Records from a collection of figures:
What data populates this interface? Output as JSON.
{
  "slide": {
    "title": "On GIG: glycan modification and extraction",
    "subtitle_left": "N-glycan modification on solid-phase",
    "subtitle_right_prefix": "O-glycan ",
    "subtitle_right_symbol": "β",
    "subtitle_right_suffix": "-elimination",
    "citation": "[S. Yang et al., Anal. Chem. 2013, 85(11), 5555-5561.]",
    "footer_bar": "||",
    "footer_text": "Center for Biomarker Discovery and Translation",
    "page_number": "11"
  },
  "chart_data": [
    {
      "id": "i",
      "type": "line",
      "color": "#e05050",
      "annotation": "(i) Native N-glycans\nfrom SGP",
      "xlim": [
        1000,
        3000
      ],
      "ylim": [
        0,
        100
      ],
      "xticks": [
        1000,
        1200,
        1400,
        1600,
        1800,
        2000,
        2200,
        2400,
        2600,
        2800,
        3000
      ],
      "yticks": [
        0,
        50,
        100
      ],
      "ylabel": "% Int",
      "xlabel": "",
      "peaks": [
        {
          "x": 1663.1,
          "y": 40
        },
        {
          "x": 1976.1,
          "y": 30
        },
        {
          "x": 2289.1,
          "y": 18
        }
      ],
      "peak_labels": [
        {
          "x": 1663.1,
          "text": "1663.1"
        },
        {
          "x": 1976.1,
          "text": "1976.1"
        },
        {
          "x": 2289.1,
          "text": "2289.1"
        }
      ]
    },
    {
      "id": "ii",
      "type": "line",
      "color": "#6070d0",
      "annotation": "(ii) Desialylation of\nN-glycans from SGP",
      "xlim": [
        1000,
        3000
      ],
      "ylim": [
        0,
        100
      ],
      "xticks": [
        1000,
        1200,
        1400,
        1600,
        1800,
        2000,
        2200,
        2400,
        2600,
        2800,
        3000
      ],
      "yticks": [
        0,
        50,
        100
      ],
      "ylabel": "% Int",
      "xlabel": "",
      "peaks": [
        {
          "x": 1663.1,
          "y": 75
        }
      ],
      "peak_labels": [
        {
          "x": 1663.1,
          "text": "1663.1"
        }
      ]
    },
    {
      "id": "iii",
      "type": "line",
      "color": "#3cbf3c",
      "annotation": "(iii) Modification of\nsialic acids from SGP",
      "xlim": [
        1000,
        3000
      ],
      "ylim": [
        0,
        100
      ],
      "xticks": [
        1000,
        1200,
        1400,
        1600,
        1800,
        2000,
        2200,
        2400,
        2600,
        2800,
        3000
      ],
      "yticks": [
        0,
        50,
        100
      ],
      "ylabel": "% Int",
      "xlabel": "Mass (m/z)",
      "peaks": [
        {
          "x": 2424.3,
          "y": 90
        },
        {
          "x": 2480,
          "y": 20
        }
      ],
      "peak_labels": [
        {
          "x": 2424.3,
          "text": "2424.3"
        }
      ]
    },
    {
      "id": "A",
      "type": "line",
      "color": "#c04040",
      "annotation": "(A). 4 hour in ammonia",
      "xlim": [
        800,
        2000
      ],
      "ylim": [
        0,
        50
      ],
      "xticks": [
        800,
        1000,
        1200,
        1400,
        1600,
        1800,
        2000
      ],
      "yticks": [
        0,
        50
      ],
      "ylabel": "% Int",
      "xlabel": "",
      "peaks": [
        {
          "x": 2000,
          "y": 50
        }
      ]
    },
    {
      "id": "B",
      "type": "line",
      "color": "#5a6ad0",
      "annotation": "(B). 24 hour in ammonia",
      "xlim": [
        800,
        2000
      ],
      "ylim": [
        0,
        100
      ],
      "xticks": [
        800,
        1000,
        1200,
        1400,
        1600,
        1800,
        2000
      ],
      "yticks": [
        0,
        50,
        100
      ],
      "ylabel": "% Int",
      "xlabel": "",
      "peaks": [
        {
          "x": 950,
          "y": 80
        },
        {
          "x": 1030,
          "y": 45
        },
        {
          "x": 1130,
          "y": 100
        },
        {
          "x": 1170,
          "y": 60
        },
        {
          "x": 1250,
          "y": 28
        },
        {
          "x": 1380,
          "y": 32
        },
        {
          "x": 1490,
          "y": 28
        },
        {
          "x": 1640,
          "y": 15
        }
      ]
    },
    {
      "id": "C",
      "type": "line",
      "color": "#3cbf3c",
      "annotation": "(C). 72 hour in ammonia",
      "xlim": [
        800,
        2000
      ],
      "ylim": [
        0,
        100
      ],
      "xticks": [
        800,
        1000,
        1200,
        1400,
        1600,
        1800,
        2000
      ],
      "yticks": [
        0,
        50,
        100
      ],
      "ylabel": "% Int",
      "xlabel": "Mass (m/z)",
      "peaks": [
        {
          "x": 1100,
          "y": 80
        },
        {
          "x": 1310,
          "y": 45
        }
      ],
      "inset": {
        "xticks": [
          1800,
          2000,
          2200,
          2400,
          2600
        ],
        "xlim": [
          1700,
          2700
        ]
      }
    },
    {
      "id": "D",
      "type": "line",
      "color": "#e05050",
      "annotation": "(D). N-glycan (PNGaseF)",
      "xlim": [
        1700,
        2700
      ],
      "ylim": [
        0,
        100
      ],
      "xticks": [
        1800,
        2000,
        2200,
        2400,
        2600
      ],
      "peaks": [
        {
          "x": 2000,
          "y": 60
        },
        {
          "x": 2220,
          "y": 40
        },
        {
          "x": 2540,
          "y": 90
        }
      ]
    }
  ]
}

- STATED TASK -
Each entry above is to be set down again in exactly the same words.

- EXERCISE OUTPUT -
What data populates this interface? Output as JSON.
{
  "slide": {
    "title": "On GIG: glycan modification and extraction",
    "subtitle_left": "N-glycan modification on solid-phase",
    "subtitle_right_prefix": "O-glycan ",
    "subtitle_right_symbol": "β",
    "subtitle_right_suffix": "-elimination",
    "citation": "[S. Yang et al., Anal. Chem. 2013, 85(11), 5555-5561.]",
    "footer_bar": "||",
    "footer_text": "Center for Biomarker Discovery and Translation",
    "page_number": "11"
  },
  "chart_data": [
    {
      "id": "i",
      "type": "line",
      "color": "#e05050",
      "annotation": "(i) Native N-glycans\nfrom SGP",
      "xlim": [
        1000,
        3000
      ],
      "ylim": [
        0,
        100
      ],
      "xticks": [
        1000,
        1200,
        1400,
        1600,
        1800,
        2000,
        2200,
        2400,
        2600,
        2800,
        3000
      ],
      "yticks": [
        0,
        50,
        100
      ],
      "ylabel": "% Int",
      "xlabel": "",
      "peaks": [
        {
          "x": 1663.1,
          "y": 40
        },
        {
          "x": 1976.1,
          "y": 30
        },
        {
          "x": 2289.1,
          "y": 18
        }
      ],
      "peak_labels": [
        {
          "x": 1663.1,
          "text": "1663.1"
        },
        {
          "x": 1976.1,
          "text": "1976.1"
        },
        {
          "x": 2289.1,
          "text": "2289.1"
        }
      ]
    },
    {
      "id": "ii",
      "type": "line",
      "color": "#6070d0",
      "annotation": "(ii) Desialylation of\nN-glycans from SGP",
      "xlim": [
        1000,
        3000
      ],
      "ylim": [
        0,
        100
      ],
      "xticks": [
        1000,
        1200,
        1400,
        1600,
        1800,
        2000,
        2200,
        2400,
        2600,
        2800,
        3000
      ],
      "yticks": [
        0,
        50,
        100
      ],
      "ylabel": "% Int",
      "xlabel": "",
      "peaks": [
        {
          "x": 1663.1,
          "y": 75
        }
      ],
      "peak_labels": [
        {
          "x": 1663.1,
          "text": "1663.1"
        }
      ]
    },
    {
      "id": "iii",
      "type": "line",
      "color": "#3cbf3c",
      "annotation": "(iii) Modification of\nsialic acids from SGP",
      "xlim": [
        1000,
        3000
      ],
      "ylim": [
        0,
        100
      ],
      "xticks": [
        1000,
        1200,
        1400,
        1600,
        1800,
        2000,
        2200,
        2400,
        2600,
        2800,
        3000
      ],
      "yticks": [
        0,
        50,
        100
      ],
      "ylabel": "% Int",
      "xlabel": "Mass (m/z)",
      "peaks": [
        {
          "x": 2424.3,
          "y": 90
        },
        {
          "x": 2480,
          "y": 20
        }
      ],
      "peak_labels": [
        {
          "x": 2424.3,
          "text": "2424.3"
        }
      ]
    },
    {
      "id": "A",
      "type": "line",
      "color": "#c04040",
      "annotation": "(A). 4 hour in ammonia",
      "xlim": [
        800,
        2000
      ],
      "ylim": [
        0,
        50
      ],
      "xticks": [
        800,
        1000,
        1200,
        1400,
        1600,
        1800,
        2000
      ],
      "yticks": [
        0,
        50
      ],
      "ylabel": "% Int",
      "xlabel": "",
      "peaks": [
        {
          "x": 2000,
          "y": 50
        }
      ]
    },
    {
      "id": "B",
      "type": "line",
      "color": "#5a6ad0",
      "annotation": "(B). 24 hour in ammonia",
      "xlim": [
        800,
        2000
      ],
      "ylim": [
        0,
        100
      ],
      "xticks": [
        800,
        1000,
        1200,
        1400,
        1600,
        1800,
        2000
      ],
      "yticks": [
        0,
        50,
        100
      ],
      "ylabel": "% Int",
      "xlabel": "",
      "peaks": [
        {
          "x": 950,
          "y": 80
        },
        {
          "x": 1030,
          "y": 45
        },
        {
          "x": 1130,
          "y": 100
        },
        {
          "x": 1170,
          "y": 60
        },
        {
          "x": 1250,
          "y": 28
        },
        {
          "x": 1380,
          "y": 32
        },
        {
          "x": 1490,
          "y": 28
        },
        {
          "x": 1640,
          "y": 15
        }
      ]
    },
    {
      "id": "C",
      "type": "line",
      "color": "#3cbf3c",
      "annotation": "(C). 72 hour in ammonia",
      "xlim": [
        800,
        2000
      ],
      "ylim": [
        0,
        100
      ],
      "xticks": [
        800,
        1000,
        1200,
        1400,
        1600,
        1800,
        2000
      ],
      "yticks": [
        0,
        50,
        100
      ],
      "ylabel": "% Int",
      "xlabel": "Mass (m/z)",
      "peaks": [
        {
          "x": 1100,
          "y": 80
        },
        {
          "x": 1310,
          "y": 45
        }
      ],
      "inset": {
        "xticks": [
          1800,
          2000,
          2200,
          2400,
          2600
        ],
        "xlim": [
          1700,
          2700
        ]
      }
    },
    {
      "id": "D",
      "type": "line",
      "color": "#e05050",
      "annotation": "(D). N-glycan (PNGaseF)",
      "xlim": [
        1700,
        2700
      ],
      "ylim": [
        0,
        100
      ],
      "xticks": [
        1800,
        2000,
        2200,
        2400,
        2600
      ],
      "peaks": [
        {
          "x": 2000,
          "y": 60
        },
        {
          "x": 2220,
          "y": 40
        },
        {
          "x": 2540,
          "y": 90
        }
      ]
    }
  ]
}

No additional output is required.